* **What you have to do**: Only lines holding the string "Care" are wanted; copy each one from the material.

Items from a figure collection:
========================================================================

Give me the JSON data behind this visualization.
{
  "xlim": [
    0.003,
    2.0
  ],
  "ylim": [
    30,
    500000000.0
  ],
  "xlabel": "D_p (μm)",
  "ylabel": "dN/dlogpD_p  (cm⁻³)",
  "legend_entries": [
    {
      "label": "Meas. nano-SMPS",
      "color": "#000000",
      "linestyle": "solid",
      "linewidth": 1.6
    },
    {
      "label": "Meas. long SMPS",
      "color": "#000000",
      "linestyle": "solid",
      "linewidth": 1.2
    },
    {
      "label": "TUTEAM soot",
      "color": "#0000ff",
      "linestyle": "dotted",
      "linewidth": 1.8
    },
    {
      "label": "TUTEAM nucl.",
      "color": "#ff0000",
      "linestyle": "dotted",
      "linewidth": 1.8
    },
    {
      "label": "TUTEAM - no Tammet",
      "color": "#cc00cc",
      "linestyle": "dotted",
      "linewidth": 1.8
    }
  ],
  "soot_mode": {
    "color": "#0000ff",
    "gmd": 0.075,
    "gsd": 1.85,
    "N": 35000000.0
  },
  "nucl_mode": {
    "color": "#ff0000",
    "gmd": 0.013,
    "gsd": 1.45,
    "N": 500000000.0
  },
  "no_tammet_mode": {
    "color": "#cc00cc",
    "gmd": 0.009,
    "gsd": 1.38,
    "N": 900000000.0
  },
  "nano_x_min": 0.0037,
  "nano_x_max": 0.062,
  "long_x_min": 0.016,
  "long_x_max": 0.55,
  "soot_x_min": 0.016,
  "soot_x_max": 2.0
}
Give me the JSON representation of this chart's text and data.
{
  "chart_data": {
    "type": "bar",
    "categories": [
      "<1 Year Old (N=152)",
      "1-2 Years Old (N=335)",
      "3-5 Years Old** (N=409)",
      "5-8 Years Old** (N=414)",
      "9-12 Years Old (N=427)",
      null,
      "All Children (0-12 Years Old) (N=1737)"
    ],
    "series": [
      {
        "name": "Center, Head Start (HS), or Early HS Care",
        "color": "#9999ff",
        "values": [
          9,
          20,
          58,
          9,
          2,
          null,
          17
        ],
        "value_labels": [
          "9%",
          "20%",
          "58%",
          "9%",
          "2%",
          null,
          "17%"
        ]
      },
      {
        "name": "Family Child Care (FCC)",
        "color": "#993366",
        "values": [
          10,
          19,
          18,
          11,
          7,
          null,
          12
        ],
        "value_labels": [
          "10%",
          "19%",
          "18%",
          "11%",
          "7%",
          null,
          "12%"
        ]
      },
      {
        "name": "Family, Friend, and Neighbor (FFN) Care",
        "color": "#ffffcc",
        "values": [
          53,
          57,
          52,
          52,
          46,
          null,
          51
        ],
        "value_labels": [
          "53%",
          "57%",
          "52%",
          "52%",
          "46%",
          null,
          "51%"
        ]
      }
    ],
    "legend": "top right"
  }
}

========================================================================

* **Task output**:
        "name": "Center, Head Start (HS), or Early HS Care",
        "name": "Family Child Care (FCC)",
        "name": "Family, Friend, and Neighbor (FFN) Care",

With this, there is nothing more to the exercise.